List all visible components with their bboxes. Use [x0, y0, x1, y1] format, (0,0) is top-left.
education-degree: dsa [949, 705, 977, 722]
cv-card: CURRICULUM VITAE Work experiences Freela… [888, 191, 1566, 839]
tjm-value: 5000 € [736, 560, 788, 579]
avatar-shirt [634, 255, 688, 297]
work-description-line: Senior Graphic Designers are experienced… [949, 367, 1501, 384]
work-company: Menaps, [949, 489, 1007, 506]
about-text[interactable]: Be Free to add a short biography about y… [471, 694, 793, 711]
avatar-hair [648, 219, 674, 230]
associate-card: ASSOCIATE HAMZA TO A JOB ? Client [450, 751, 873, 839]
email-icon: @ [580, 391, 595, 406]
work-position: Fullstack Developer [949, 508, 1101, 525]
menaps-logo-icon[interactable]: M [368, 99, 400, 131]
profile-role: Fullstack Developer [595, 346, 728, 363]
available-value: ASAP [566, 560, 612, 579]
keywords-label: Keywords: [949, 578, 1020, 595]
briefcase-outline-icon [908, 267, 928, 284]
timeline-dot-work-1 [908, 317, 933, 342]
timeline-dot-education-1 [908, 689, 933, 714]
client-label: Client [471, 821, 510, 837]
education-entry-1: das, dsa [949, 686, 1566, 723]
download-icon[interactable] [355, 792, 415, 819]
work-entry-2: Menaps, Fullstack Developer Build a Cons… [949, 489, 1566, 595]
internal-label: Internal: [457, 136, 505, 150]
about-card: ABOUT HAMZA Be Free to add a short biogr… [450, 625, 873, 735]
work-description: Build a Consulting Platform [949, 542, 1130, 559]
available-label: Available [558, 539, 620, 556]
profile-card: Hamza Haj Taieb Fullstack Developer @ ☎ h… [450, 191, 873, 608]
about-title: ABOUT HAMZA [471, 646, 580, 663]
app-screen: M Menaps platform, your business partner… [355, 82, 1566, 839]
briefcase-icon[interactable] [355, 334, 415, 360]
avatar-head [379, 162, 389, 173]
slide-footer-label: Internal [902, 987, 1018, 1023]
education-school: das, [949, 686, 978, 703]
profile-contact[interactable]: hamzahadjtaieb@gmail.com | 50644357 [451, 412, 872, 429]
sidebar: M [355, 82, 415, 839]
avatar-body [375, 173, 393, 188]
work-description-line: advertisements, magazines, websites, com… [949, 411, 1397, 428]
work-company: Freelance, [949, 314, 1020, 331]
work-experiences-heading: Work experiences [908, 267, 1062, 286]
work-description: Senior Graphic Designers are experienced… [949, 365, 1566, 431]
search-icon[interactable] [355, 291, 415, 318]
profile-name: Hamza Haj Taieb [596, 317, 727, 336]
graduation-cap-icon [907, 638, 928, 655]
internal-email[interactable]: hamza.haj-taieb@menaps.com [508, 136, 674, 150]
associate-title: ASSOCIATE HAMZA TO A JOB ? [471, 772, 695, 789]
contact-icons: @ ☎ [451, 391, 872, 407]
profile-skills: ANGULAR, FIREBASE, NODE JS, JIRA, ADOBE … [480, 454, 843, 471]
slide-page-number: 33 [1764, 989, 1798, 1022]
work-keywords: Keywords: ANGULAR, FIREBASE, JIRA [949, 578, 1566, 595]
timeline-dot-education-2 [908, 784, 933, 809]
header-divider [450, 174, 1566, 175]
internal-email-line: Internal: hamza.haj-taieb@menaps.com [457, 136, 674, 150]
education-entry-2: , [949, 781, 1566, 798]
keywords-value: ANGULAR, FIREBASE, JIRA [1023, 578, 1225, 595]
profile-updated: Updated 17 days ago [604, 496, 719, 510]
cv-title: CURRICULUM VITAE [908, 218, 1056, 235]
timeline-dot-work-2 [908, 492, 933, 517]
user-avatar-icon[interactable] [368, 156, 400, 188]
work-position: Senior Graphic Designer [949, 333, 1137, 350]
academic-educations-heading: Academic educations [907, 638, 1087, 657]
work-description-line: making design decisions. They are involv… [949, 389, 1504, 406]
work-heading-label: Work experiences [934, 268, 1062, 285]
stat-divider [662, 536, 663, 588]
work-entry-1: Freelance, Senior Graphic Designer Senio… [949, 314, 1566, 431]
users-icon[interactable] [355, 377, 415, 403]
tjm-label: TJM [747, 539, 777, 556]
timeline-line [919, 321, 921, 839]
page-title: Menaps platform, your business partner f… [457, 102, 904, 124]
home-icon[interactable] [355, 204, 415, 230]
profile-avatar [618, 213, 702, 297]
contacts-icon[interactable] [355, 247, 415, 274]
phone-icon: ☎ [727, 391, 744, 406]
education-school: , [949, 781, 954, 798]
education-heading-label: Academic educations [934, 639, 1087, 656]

# # # # # # #

### WORK TO DO:
Return each line above that contains the string "card", treating uppercase and lowercase as different.

### EXPECTED ANSWER:
cv-card: CURRICULUM VITAE Work experiences Freela… [888, 191, 1566, 839]
associate-card: ASSOCIATE HAMZA TO A JOB ? Client [450, 751, 873, 839]
about-card: ABOUT HAMZA Be Free to add a short biogr… [450, 625, 873, 735]
profile-card: Hamza Haj Taieb Fullstack Developer @ ☎ h… [450, 191, 873, 608]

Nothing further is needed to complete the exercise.